▶ [What is required]:
Where the data below has the string "name", return the whole line.

--- start of Supplied material ---

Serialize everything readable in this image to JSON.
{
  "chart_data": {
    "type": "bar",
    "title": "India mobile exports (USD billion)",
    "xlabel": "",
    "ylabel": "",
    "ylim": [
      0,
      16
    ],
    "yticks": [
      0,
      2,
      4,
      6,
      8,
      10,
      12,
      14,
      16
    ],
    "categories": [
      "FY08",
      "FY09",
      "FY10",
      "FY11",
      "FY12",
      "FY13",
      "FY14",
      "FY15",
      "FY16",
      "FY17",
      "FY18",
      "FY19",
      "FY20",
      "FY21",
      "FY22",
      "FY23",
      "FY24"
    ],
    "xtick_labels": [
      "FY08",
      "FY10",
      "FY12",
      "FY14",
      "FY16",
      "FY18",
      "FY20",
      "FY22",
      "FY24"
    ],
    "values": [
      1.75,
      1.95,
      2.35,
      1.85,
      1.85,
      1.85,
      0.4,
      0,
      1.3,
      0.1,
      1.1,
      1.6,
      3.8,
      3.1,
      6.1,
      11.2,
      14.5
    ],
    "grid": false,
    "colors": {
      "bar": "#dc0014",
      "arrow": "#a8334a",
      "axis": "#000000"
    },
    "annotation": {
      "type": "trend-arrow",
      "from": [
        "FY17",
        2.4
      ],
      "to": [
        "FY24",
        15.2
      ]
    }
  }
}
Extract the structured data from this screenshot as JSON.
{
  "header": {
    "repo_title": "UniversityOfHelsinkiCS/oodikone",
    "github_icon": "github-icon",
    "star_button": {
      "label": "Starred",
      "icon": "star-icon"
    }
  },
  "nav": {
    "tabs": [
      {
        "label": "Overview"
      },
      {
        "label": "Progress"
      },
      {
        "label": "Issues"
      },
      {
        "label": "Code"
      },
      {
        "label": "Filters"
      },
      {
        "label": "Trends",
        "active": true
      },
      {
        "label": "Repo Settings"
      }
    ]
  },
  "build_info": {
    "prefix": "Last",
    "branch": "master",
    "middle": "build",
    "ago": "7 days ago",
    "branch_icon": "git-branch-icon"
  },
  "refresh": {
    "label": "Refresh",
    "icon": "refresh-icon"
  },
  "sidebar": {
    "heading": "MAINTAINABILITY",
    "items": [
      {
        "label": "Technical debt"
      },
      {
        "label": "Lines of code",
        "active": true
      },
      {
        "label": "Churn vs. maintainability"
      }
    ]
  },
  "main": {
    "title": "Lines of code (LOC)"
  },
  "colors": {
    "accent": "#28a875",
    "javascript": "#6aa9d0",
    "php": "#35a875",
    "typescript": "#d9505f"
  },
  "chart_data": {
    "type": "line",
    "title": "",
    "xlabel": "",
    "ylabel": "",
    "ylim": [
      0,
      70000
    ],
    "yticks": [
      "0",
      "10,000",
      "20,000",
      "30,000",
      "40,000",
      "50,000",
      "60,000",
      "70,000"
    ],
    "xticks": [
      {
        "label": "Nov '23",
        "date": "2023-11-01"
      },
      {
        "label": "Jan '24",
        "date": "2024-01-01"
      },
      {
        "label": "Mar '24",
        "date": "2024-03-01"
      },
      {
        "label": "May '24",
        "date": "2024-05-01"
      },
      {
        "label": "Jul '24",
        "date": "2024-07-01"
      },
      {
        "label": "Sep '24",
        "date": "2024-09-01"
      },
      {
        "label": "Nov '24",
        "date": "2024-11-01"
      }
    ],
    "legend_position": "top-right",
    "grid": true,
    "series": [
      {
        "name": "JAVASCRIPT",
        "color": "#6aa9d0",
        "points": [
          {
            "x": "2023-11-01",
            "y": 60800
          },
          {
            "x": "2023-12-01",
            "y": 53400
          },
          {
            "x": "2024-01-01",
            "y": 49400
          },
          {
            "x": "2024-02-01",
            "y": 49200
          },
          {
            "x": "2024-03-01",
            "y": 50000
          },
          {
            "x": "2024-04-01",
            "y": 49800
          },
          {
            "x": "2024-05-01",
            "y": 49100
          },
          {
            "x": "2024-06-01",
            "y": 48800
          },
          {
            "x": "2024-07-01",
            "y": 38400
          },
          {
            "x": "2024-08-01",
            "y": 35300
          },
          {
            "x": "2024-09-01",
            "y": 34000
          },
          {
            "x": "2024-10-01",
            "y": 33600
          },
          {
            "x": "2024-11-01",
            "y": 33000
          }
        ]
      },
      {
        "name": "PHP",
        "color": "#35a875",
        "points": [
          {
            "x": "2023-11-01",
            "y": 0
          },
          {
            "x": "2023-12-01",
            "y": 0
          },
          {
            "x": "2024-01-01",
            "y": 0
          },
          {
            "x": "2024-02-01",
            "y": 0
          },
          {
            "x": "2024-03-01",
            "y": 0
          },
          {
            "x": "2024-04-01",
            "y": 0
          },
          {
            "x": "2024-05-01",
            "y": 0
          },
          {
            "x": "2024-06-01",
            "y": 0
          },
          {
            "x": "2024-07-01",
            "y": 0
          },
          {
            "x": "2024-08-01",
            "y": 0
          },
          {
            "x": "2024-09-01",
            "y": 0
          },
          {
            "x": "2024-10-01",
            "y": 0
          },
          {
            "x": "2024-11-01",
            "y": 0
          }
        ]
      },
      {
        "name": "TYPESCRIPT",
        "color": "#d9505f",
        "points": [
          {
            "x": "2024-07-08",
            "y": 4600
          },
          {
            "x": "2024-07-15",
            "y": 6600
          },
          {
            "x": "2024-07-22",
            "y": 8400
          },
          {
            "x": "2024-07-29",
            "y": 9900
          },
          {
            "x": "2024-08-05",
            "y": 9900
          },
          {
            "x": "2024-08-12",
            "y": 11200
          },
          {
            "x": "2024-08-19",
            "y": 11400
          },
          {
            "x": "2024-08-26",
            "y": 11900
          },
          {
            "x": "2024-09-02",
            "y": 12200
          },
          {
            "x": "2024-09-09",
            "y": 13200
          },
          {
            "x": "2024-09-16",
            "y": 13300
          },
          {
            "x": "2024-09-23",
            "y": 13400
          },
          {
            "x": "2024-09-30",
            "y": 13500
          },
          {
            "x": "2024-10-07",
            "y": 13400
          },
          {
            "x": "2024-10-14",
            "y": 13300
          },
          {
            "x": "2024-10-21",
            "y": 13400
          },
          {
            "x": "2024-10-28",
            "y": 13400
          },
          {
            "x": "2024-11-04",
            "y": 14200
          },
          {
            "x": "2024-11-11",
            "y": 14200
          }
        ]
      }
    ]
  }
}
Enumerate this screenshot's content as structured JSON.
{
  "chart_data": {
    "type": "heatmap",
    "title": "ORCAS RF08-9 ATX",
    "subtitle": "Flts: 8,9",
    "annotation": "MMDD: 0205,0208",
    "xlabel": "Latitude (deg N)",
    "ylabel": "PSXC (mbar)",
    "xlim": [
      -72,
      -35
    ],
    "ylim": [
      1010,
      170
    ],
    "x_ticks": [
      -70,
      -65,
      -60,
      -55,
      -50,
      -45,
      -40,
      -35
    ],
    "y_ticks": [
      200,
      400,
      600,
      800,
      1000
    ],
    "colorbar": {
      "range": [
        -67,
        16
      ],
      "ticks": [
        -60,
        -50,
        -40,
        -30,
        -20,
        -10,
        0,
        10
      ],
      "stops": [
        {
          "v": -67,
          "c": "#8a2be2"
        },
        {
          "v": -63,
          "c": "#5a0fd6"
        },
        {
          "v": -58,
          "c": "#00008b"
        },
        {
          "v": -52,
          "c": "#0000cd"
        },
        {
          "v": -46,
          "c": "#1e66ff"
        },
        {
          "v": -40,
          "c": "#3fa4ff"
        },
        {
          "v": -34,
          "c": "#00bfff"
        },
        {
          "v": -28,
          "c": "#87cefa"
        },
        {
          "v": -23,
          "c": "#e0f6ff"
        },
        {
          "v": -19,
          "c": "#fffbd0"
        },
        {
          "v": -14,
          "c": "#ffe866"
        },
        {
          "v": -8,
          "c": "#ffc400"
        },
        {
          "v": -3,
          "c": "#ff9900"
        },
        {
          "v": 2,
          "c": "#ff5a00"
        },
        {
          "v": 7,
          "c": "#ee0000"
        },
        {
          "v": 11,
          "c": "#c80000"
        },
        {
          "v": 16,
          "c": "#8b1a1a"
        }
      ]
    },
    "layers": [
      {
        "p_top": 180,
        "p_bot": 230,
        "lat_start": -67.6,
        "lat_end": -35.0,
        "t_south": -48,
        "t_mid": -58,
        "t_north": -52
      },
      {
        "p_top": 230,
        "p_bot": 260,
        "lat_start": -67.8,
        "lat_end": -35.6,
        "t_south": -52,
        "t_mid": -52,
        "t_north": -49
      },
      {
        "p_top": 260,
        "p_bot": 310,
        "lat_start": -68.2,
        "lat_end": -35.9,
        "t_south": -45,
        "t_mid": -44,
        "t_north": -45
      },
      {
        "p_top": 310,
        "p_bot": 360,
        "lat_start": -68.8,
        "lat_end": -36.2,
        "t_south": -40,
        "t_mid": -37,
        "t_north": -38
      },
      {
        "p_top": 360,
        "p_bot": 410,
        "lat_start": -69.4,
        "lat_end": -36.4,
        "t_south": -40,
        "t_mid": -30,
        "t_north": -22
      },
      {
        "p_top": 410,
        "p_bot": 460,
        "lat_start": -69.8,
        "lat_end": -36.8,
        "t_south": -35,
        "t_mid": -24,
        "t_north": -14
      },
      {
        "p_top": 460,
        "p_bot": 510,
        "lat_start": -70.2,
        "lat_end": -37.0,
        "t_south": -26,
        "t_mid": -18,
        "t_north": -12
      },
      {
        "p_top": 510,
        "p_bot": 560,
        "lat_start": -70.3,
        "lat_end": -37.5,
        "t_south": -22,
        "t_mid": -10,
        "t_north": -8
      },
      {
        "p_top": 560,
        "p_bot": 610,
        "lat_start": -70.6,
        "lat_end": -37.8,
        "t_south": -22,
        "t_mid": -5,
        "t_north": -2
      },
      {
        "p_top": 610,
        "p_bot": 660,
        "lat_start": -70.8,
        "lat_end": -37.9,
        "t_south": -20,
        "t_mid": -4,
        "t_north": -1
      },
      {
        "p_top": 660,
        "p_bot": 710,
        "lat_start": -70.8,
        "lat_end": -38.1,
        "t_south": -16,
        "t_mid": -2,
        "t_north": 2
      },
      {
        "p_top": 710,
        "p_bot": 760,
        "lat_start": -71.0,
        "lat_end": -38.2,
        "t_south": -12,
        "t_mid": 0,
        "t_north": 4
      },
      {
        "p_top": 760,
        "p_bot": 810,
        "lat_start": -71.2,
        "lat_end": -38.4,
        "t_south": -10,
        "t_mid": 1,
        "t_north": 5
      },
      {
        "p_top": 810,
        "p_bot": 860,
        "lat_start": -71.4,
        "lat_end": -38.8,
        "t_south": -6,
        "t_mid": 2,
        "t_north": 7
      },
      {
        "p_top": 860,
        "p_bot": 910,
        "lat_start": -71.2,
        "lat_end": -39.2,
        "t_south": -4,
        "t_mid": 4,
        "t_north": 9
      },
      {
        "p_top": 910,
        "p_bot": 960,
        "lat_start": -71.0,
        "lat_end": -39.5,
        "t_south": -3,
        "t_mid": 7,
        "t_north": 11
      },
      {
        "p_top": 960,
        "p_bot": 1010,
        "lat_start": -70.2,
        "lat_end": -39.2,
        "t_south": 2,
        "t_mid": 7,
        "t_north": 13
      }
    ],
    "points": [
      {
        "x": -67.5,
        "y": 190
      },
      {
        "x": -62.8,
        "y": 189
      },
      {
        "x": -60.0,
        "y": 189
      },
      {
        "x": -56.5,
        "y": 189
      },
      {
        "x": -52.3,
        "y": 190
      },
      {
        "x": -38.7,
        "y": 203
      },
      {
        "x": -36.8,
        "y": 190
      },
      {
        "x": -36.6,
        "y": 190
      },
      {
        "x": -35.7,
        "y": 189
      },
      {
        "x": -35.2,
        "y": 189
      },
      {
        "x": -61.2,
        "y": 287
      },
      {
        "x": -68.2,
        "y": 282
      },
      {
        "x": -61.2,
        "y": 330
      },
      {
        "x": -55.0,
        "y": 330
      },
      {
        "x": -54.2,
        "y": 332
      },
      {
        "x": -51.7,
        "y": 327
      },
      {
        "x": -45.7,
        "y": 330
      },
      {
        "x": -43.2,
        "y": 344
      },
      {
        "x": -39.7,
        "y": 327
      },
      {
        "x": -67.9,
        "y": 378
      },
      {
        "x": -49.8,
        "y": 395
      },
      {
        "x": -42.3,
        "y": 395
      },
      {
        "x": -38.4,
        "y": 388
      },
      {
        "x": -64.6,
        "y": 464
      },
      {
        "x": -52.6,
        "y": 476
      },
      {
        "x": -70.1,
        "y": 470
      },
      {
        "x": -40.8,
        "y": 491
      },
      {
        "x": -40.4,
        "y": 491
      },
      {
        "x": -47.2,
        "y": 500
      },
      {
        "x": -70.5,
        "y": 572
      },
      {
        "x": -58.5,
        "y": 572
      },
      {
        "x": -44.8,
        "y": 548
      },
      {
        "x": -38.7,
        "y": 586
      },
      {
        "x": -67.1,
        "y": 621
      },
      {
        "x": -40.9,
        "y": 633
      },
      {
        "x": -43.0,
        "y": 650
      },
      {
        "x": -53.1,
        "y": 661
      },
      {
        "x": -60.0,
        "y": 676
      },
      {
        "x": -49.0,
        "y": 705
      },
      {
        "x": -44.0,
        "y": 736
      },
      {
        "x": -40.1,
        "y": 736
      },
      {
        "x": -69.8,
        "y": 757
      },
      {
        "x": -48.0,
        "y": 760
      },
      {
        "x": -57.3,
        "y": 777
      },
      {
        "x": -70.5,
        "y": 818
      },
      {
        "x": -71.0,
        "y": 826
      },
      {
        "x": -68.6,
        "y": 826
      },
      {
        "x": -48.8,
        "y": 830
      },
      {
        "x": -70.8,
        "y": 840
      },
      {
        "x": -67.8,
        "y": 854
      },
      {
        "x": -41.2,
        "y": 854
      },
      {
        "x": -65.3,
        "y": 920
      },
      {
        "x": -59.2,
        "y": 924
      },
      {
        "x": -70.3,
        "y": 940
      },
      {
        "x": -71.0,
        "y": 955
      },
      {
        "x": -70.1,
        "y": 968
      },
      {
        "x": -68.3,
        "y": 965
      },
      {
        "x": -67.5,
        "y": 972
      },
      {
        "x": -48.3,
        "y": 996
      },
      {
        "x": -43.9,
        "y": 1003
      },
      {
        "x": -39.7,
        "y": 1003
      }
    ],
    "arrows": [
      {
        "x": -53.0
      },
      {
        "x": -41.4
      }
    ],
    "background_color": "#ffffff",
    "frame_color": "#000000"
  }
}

--- end of Supplied material ---

▶ [Finished answer]:
        "name": "JAVASCRIPT",
        "name": "PHP",
        "name": "TYPESCRIPT",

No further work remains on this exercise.